[BEGIN]

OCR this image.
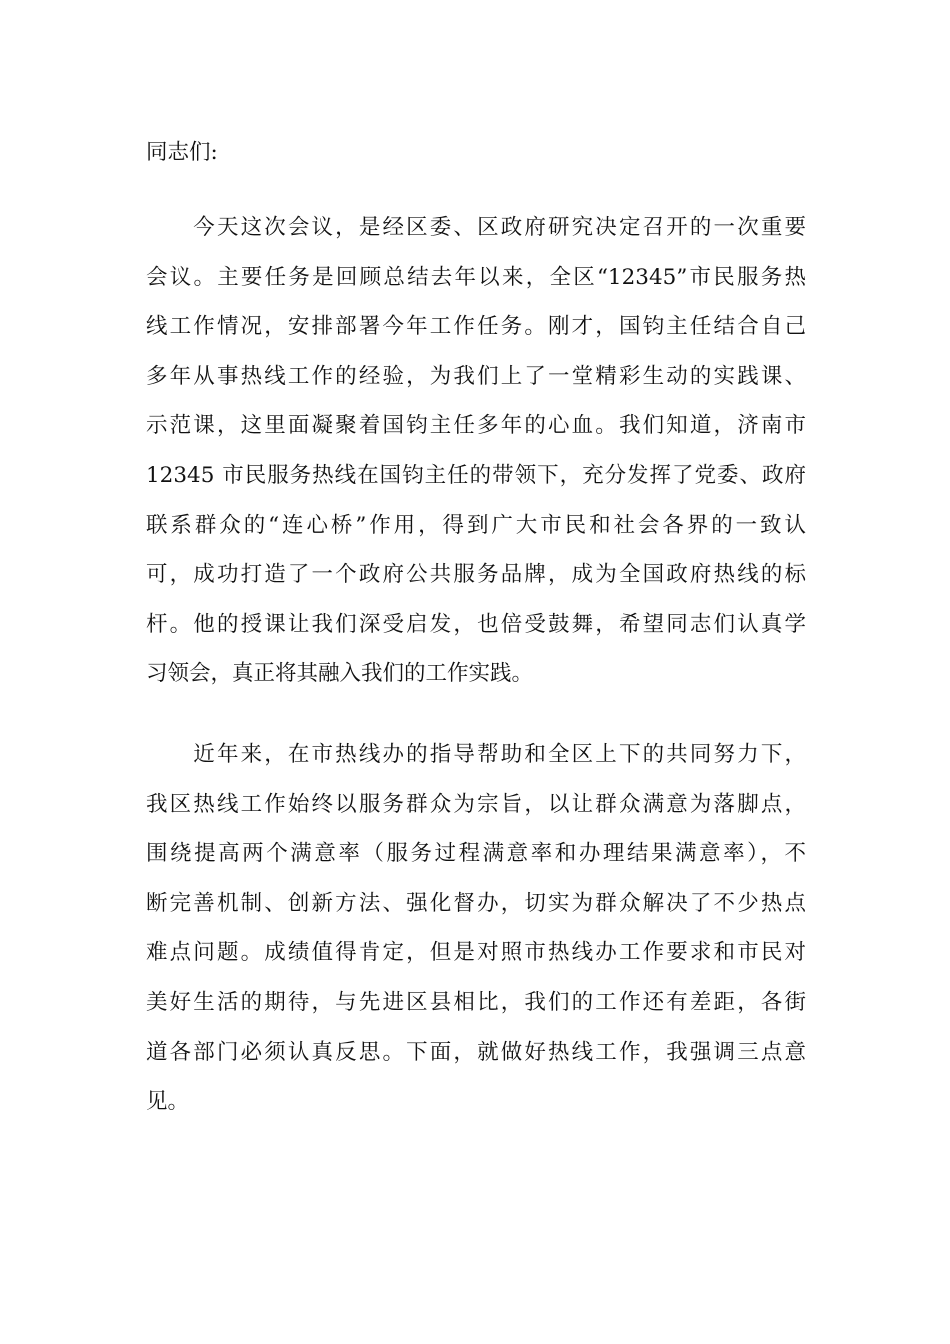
同志们:
　　今天这次会议，是经区委、区政府研究决定召开的一次重要
会议。主要任务是回顾总结去年以来，全区“12345”市民服务热
线工作情况，安排部署今年工作任务。刚才，国钧主任结合自己
多年从事热线工作的经验，为我们上了一堂精彩生动的实践课、
示范课，这里面凝聚着国钧主任多年的心血。我们知道，济南市
12345 市民服务热线在国钧主任的带领下，充分发挥了党委、政府
联系群众的“连心桥”作用，得到广大市民和社会各界的一致认
可，成功打造了一个政府公共服务品牌，成为全国政府热线的标
杆。他的授课让我们深受启发，也倍受鼓舞，希望同志们认真学
习领会，真正将其融入我们的工作实践。
　　近年来，在市热线办的指导帮助和全区上下的共同努力下，
我区热线工作始终以服务群众为宗旨，以让群众满意为落脚点，
围绕提高两个满意率（服务过程满意率和办理结果满意率），不
断完善机制、创新方法、强化督办，切实为群众解决了不少热点
难点问题。成绩值得肯定，但是对照市热线办工作要求和市民对
美好生活的期待，与先进区县相比，我们的工作还有差距，各街
道各部门必须认真反思。下面，就做好热线工作，我强调三点意
见。
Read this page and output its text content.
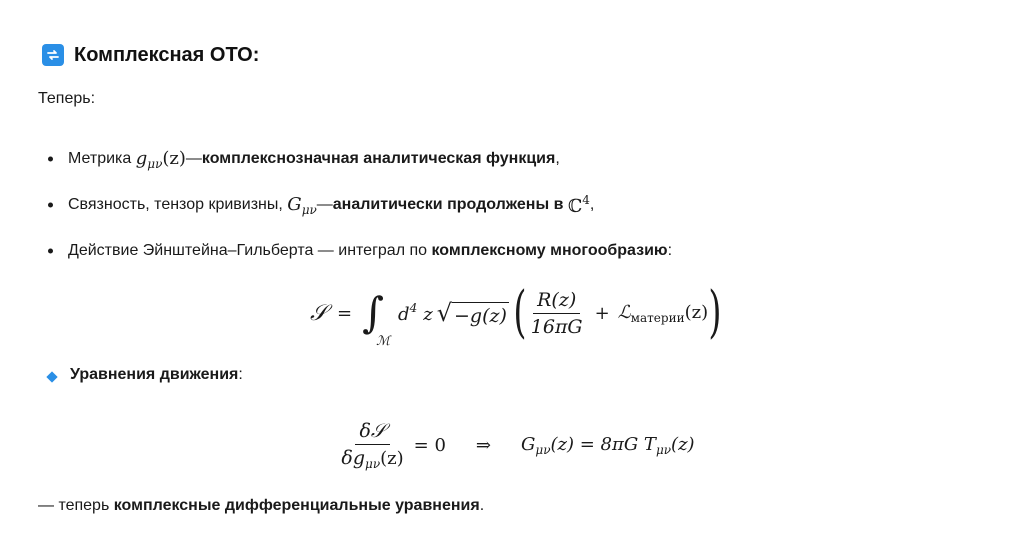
Комплексная ОТО:
Теперь:
Метрика
$g_{\mu\nu}(z)$ — комплекснозначная аналитическая функция ,
Связность, тензор кривизны,
$G_{\mu\nu}$ — аналитически продолжены в
ℂ$^4$ ,
Действие Эйнштейна–Гильберта — интеграл по
комплексному многообразию :
𝒮 = ∫
ℳ
$d^4$ z √ −g(z) ( $\frac{R(z)}{16\pi G}$ + ℒ$_{материи}$(z) )
Уравнения движения:
$\frac{\text{δ𝒮}}{\delta g_{\mu\nu}(z)} = 0$ ⇒ $G_{\mu\nu}(z) = 8\pi G$ $T_{\mu\nu}(z)$
— теперь комплексные дифференциальные уравнения.
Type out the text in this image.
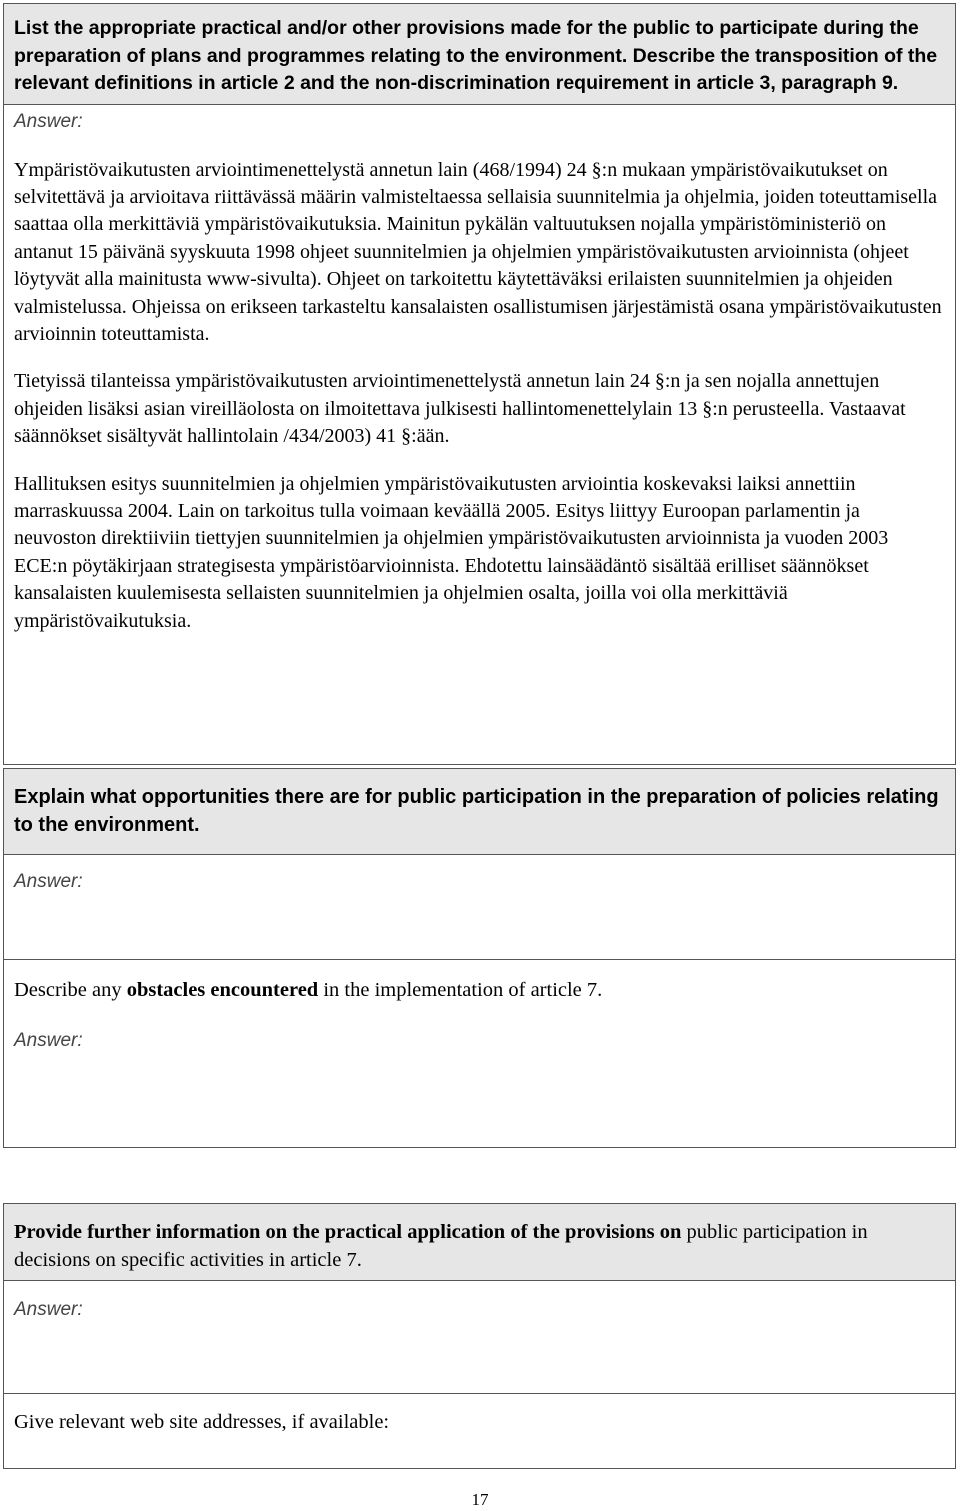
List the appropriate practical and/or other provisions made for the public to participate during the preparation of plans and programmes relating to the environment. Describe the transposition of the relevant definitions in article 2 and the non-discrimination requirement in article 3, paragraph 9.
Answer:

Ympäristövaikutusten arviointimenettelystä annetun lain (468/1994) 24 §:n mukaan ympäristövaikutukset on selvitettävä ja arvioitava riittävässä määrin valmisteltaessa sellaisia suunnitelmia ja ohjelmia, joiden toteuttamisella saattaa olla merkittäviä ympäristövaikutuksia. Mainitun pykälän valtuutuksen nojalla ympäristöministeriö on antanut 15 päivänä syyskuuta 1998 ohjeet suunnitelmien ja ohjelmien ympäristövaikutusten arvioinnista (ohjeet löytyvät alla mainitusta www-sivulta). Ohjeet on tarkoitettu käytettäväksi erilaisten suunnitelmien ja ohjeiden valmistelussa. Ohjeissa on erikseen tarkasteltu kansalaisten osallistumisen järjestämistä osana ympäristövaikutusten arvioinnin toteuttamista.

Tietyissä tilanteissa ympäristövaikutusten arviointimenettelystä annetun lain 24 §:n ja sen nojalla annettujen ohjeiden lisäksi asian vireilläolosta on ilmoitettava julkisesti hallintomenettelylain 13 §:n perusteella. Vastaavat säännökset sisältyvät hallintolain /434/2003) 41 §:ään.

Hallituksen esitys suunnitelmien ja ohjelmien ympäristövaikutusten arviointia koskevaksi laiksi annettiin marraskuussa 2004. Lain on tarkoitus tulla voimaan keväällä 2005. Esitys liittyy Euroopan parlamentin ja neuvoston direktiiviin tiettyjen suunnitelmien ja ohjelmien ympäristövaikutusten arvioinnista ja vuoden 2003 ECE:n pöytäkirjaan strategisesta ympäristöarvioinnista. Ehdotettu lainsäädäntö sisältää erilliset säännökset kansalaisten kuulemisesta sellaisten suunnitelmien ja ohjelmien osalta, joilla voi olla merkittäviä ympäristövaikutuksia.

Explain what opportunities there are for public participation in the preparation of policies relating to the environment.
Answer:
Describe any obstacles encountered in the implementation of article 7.
Answer:
Provide further information on the practical application of the provisions on public participation in decisions on specific activities in article 7.
Answer:
Give relevant web site addresses, if available:
17
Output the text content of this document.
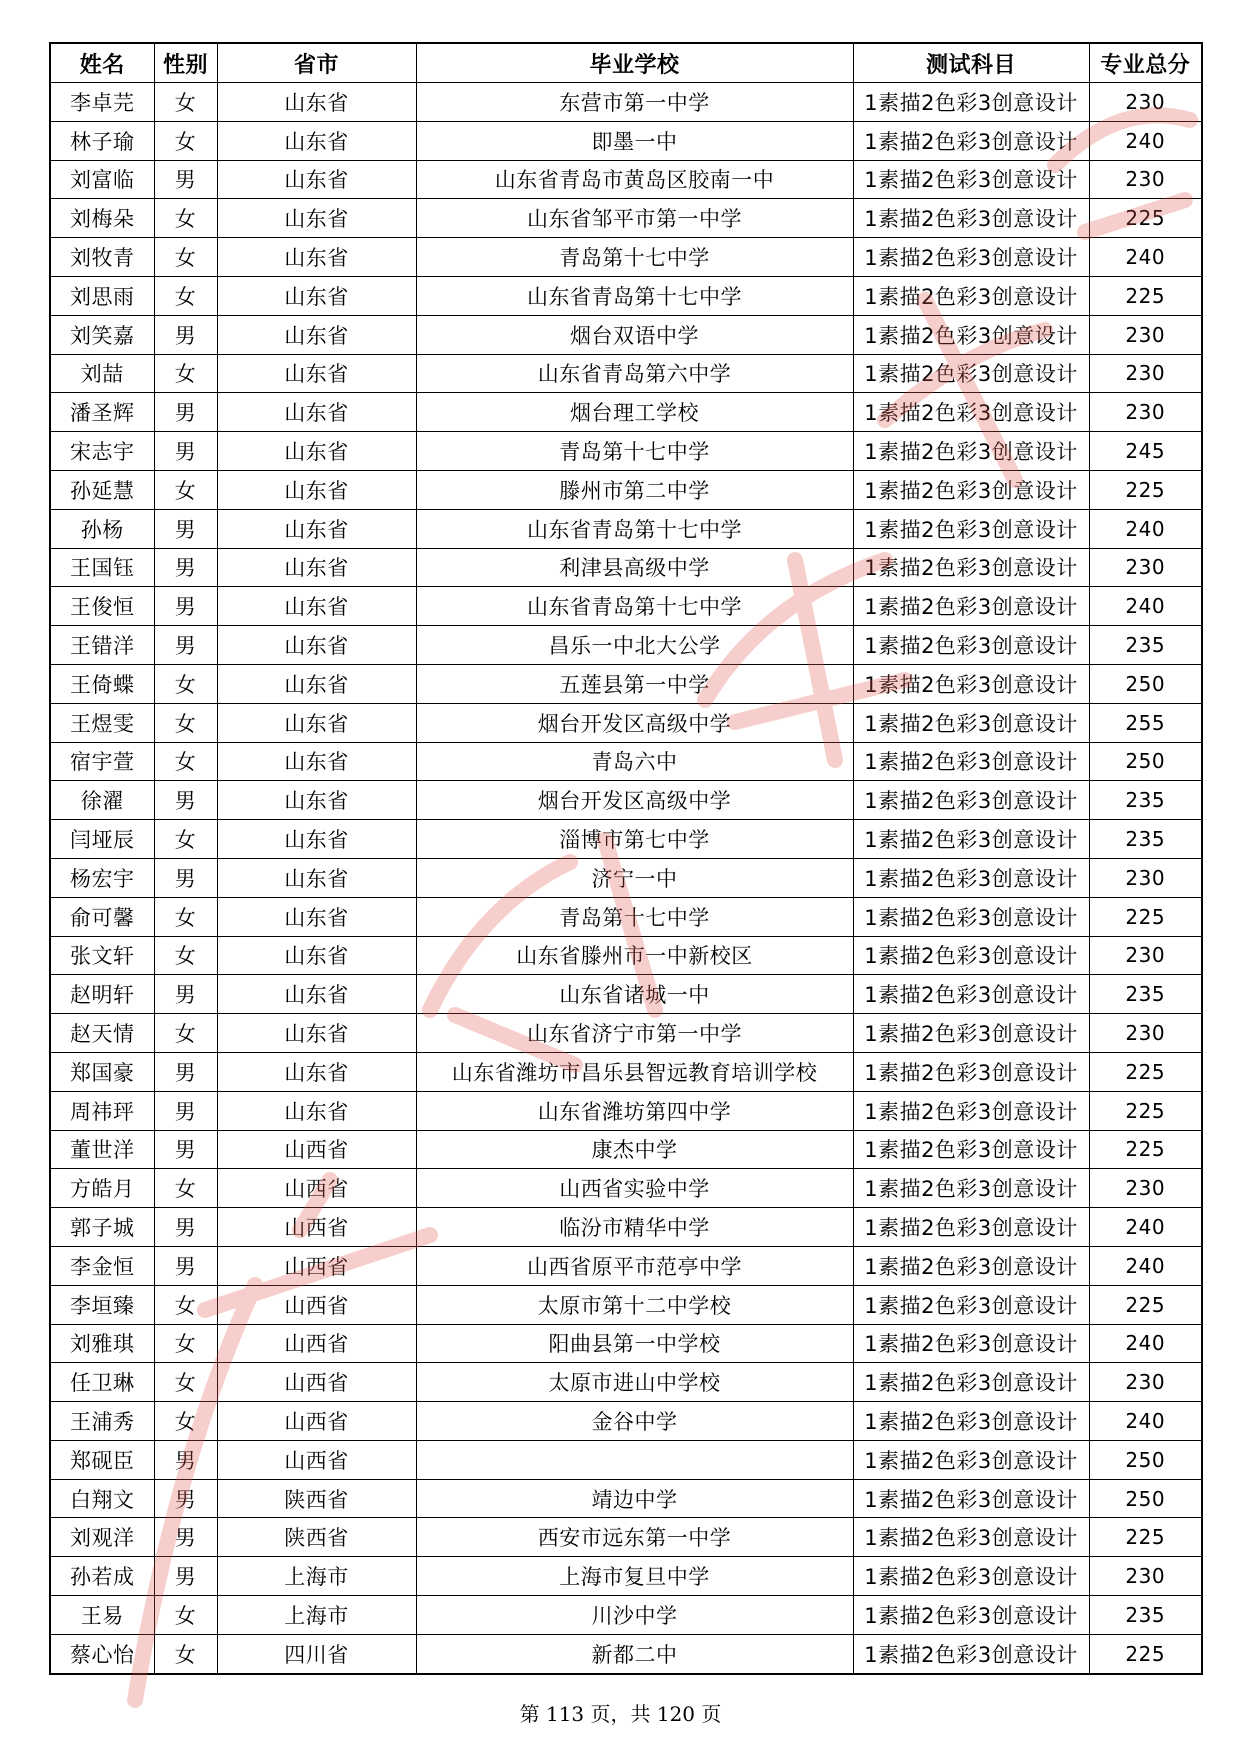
姓名	性别	省市	毕业学校	测试科目	专业总分
李卓芫	女	山东省	东营市第一中学	1素描2色彩3创意设计	230
林子瑜	女	山东省	即墨一中	1素描2色彩3创意设计	240
刘富临	男	山东省	山东省青岛市黄岛区胶南一中	1素描2色彩3创意设计	230
刘梅朵	女	山东省	山东省邹平市第一中学	1素描2色彩3创意设计	225
刘牧青	女	山东省	青岛第十七中学	1素描2色彩3创意设计	240
刘思雨	女	山东省	山东省青岛第十七中学	1素描2色彩3创意设计	225
刘笑嘉	男	山东省	烟台双语中学	1素描2色彩3创意设计	230
刘喆	女	山东省	山东省青岛第六中学	1素描2色彩3创意设计	230
潘圣辉	男	山东省	烟台理工学校	1素描2色彩3创意设计	230
宋志宇	男	山东省	青岛第十七中学	1素描2色彩3创意设计	245
孙延慧	女	山东省	滕州市第二中学	1素描2色彩3创意设计	225
孙杨	男	山东省	山东省青岛第十七中学	1素描2色彩3创意设计	240
王国钰	男	山东省	利津县高级中学	1素描2色彩3创意设计	230
王俊恒	男	山东省	山东省青岛第十七中学	1素描2色彩3创意设计	240
王错洋	男	山东省	昌乐一中北大公学	1素描2色彩3创意设计	235
王倚蝶	女	山东省	五莲县第一中学	1素描2色彩3创意设计	250
王煜雯	女	山东省	烟台开发区高级中学	1素描2色彩3创意设计	255
宿宇萱	女	山东省	青岛六中	1素描2色彩3创意设计	250
徐濯	男	山东省	烟台开发区高级中学	1素描2色彩3创意设计	235
闫垭辰	女	山东省	淄博市第七中学	1素描2色彩3创意设计	235
杨宏宇	男	山东省	济宁一中	1素描2色彩3创意设计	230
俞可馨	女	山东省	青岛第十七中学	1素描2色彩3创意设计	225
张文轩	女	山东省	山东省滕州市一中新校区	1素描2色彩3创意设计	230
赵明轩	男	山东省	山东省诸城一中	1素描2色彩3创意设计	235
赵天情	女	山东省	山东省济宁市第一中学	1素描2色彩3创意设计	230
郑国豪	男	山东省	山东省潍坊市昌乐县智远教育培训学校	1素描2色彩3创意设计	225
周祎玶	男	山东省	山东省潍坊第四中学	1素描2色彩3创意设计	225
董世洋	男	山西省	康杰中学	1素描2色彩3创意设计	225
方皓月	女	山西省	山西省实验中学	1素描2色彩3创意设计	230
郭子城	男	山西省	临汾市精华中学	1素描2色彩3创意设计	240
李金恒	男	山西省	山西省原平市范亭中学	1素描2色彩3创意设计	240
李垣臻	女	山西省	太原市第十二中学校	1素描2色彩3创意设计	225
刘雅琪	女	山西省	阳曲县第一中学校	1素描2色彩3创意设计	240
任卫琳	女	山西省	太原市进山中学校	1素描2色彩3创意设计	230
王浦秀	女	山西省	金谷中学	1素描2色彩3创意设计	240
郑砚臣	男	山西省		1素描2色彩3创意设计	250
白翔文	男	陕西省	靖边中学	1素描2色彩3创意设计	250
刘观洋	男	陕西省	西安市远东第一中学	1素描2色彩3创意设计	225
孙若成	男	上海市	上海市复旦中学	1素描2色彩3创意设计	230
王易	女	上海市	川沙中学	1素描2色彩3创意设计	235
蔡心怡	女	四川省	新都二中	1素描2色彩3创意设计	225
第 113 页，共 120 页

[END]

# Task statement
Look through the material and say how many lines hold "text". Give the number only.

# Answer to the task
4